EXTRACTED DATA →

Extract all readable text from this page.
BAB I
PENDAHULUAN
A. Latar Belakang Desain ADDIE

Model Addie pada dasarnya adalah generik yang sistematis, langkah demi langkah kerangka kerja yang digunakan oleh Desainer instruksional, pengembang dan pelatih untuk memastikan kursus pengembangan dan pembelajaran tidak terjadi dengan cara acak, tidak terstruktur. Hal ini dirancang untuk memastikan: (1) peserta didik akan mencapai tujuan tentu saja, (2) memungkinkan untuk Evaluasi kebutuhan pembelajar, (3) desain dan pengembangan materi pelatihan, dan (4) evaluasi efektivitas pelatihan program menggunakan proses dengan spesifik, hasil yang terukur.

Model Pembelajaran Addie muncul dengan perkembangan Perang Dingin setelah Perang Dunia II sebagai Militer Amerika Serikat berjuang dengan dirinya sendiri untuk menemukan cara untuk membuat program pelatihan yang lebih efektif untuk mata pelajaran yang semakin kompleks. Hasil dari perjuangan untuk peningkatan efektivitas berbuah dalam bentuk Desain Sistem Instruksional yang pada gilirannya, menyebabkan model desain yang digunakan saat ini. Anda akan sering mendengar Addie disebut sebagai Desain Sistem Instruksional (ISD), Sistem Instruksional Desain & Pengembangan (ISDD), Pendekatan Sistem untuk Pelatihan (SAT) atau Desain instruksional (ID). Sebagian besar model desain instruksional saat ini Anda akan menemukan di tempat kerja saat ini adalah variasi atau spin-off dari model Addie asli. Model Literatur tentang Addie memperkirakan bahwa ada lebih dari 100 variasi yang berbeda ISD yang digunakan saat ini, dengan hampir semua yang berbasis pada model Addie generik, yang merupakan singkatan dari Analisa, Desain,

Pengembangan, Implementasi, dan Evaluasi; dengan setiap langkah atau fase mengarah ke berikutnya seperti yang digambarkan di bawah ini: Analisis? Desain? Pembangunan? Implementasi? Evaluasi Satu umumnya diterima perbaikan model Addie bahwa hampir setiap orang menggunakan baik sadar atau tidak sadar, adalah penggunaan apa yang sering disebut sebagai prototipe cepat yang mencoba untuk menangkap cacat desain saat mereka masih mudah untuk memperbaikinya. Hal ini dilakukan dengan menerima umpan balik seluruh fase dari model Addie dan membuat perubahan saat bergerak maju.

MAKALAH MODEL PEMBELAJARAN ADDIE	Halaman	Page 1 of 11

GOAL → Write the entries again, exactly as they stand.

ANSWER FOR THE TASK →
Extract all readable text from this page.
BAB I
PENDAHULUAN
A. Latar Belakang Desain ADDIE

Model Addie pada dasarnya adalah generik yang sistematis, langkah demi langkah kerangka kerja yang digunakan oleh Desainer instruksional, pengembang dan pelatih untuk memastikan kursus pengembangan dan pembelajaran tidak terjadi dengan cara acak, tidak terstruktur. Hal ini dirancang untuk memastikan: (1) peserta didik akan mencapai tujuan tentu saja, (2) memungkinkan untuk Evaluasi kebutuhan pembelajar, (3) desain dan pengembangan materi pelatihan, dan (4) evaluasi efektivitas pelatihan program menggunakan proses dengan spesifik, hasil yang terukur.

Model Pembelajaran Addie muncul dengan perkembangan Perang Dingin setelah Perang Dunia II sebagai Militer Amerika Serikat berjuang dengan dirinya sendiri untuk menemukan cara untuk membuat program pelatihan yang lebih efektif untuk mata pelajaran yang semakin kompleks. Hasil dari perjuangan untuk peningkatan efektivitas berbuah dalam bentuk Desain Sistem Instruksional yang pada gilirannya, menyebabkan model desain yang digunakan saat ini. Anda akan sering mendengar Addie disebut sebagai Desain Sistem Instruksional (ISD), Sistem Instruksional Desain & Pengembangan (ISDD), Pendekatan Sistem untuk Pelatihan (SAT) atau Desain instruksional (ID). Sebagian besar model desain instruksional saat ini Anda akan menemukan di tempat kerja saat ini adalah variasi atau spin-off dari model Addie asli. Model Literatur tentang Addie memperkirakan bahwa ada lebih dari 100 variasi yang berbeda ISD yang digunakan saat ini, dengan hampir semua yang berbasis pada model Addie generik, yang merupakan singkatan dari Analisa, Desain,

Pengembangan, Implementasi, dan Evaluasi; dengan setiap langkah atau fase mengarah ke berikutnya seperti yang digambarkan di bawah ini: Analisis? Desain? Pembangunan? Implementasi? Evaluasi Satu umumnya diterima perbaikan model Addie bahwa hampir setiap orang menggunakan baik sadar atau tidak sadar, adalah penggunaan apa yang sering disebut sebagai prototipe cepat yang mencoba untuk menangkap cacat desain saat mereka masih mudah untuk memperbaikinya. Hal ini dilakukan dengan menerima umpan balik seluruh fase dari model Addie dan membuat perubahan saat bergerak maju.

MAKALAH MODEL PEMBELAJARAN ADDIE	Halaman	Page 1 of 11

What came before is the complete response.